Copy out all lines with the word "data" in them.

# START OF Provided records

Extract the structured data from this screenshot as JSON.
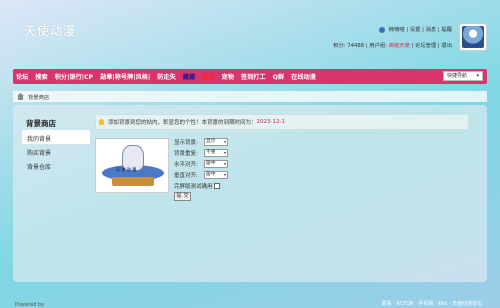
{
  "site": {
    "logo_text": "天使动漫"
  },
  "topbar": {
    "username": "楠楠喵",
    "links": [
      "设置",
      "消息",
      "提醒"
    ],
    "points_label": "积分: 74488",
    "user_group_label": "用户组:",
    "user_group": "高级天使",
    "admin_link": "论坛管理",
    "logout": "退出"
  },
  "nav": {
    "items": [
      "论坛",
      "搜索",
      "积分|银行|CP",
      "勋章|称号牌|风格|",
      "防走失",
      "藏藏",
      "抽奖",
      "宠物",
      "签到打工",
      "Q群",
      "在线动漫"
    ],
    "quick_nav": "快捷导航"
  },
  "breadcrumb": {
    "current": "背景商店"
  },
  "sidebar": {
    "title": "背景商店",
    "items": [
      "我的背景",
      "购买背景",
      "背景仓库"
    ]
  },
  "notice": {
    "text": "添加背景到您的帖内，彰显您的个性！本背景的到期时间为：",
    "date": "2023-12-1"
  },
  "preview": {
    "caption": "天 使 动 漫"
  },
  "form": {
    "display_label": "显示背景:",
    "display_value": "显示",
    "repeat_label": "背景重复:",
    "repeat_value": "不重",
    "halign_label": "水平对齐:",
    "halign_value": "居中",
    "valign_label": "垂直对齐:",
    "valign_value": "居中",
    "test_label": "完屏版测试确用",
    "submit": "提 交"
  },
  "footer": {
    "left": "Powered by",
    "right": "联系 · ACFUN · 手机版 · Kkk · 天使动漫论坛"
  }
}
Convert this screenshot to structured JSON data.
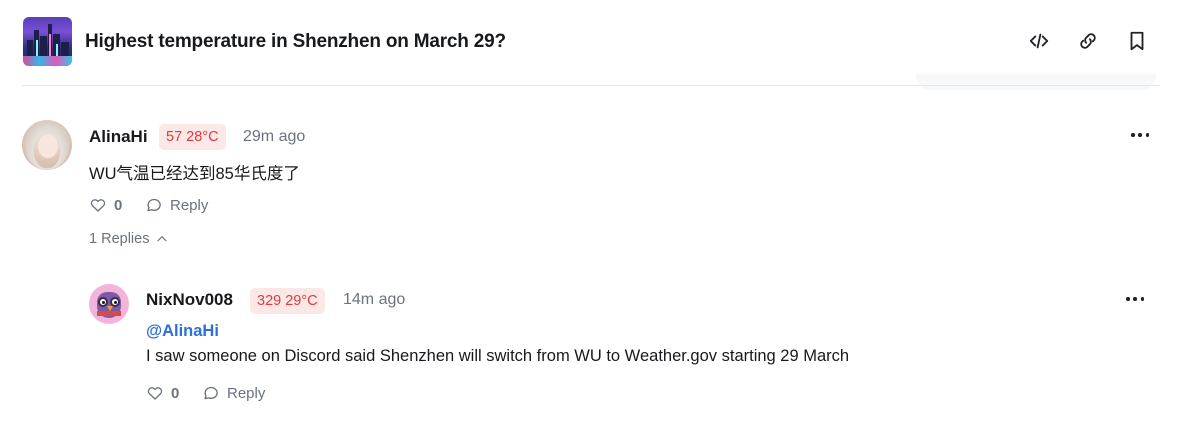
{
  "market": {
    "title": "Highest temperature in Shenzhen on March 29?",
    "thumbnail_icon": "shenzhen-city-night-thumbnail"
  },
  "header_actions": [
    {
      "icon": "code-icon"
    },
    {
      "icon": "link-icon"
    },
    {
      "icon": "bookmark-icon"
    }
  ],
  "comments": [
    {
      "username": "AlinaHi",
      "badge": "57 28°C",
      "time": "29m ago",
      "text": "WU气温已经达到85华氏度了",
      "likes": "0",
      "reply_label": "Reply",
      "replies_toggle": "1 Replies",
      "replies": [
        {
          "username": "NixNov008",
          "badge": "329 29°C",
          "time": "14m ago",
          "mention": "@AlinaHi",
          "text": "I saw someone on Discord said Shenzhen will switch from WU to Weather.gov starting 29 March",
          "likes": "0",
          "reply_label": "Reply"
        }
      ]
    }
  ],
  "colors": {
    "badge_bg": "#fde8e8",
    "badge_text": "#e03b3b",
    "mention": "#2e6fd9",
    "muted": "#6b7280"
  }
}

# END OF Provided records

### [Complete answer]
Extract the structured data from this screenshot as JSON.
Convert this screenshot to structured JSON data.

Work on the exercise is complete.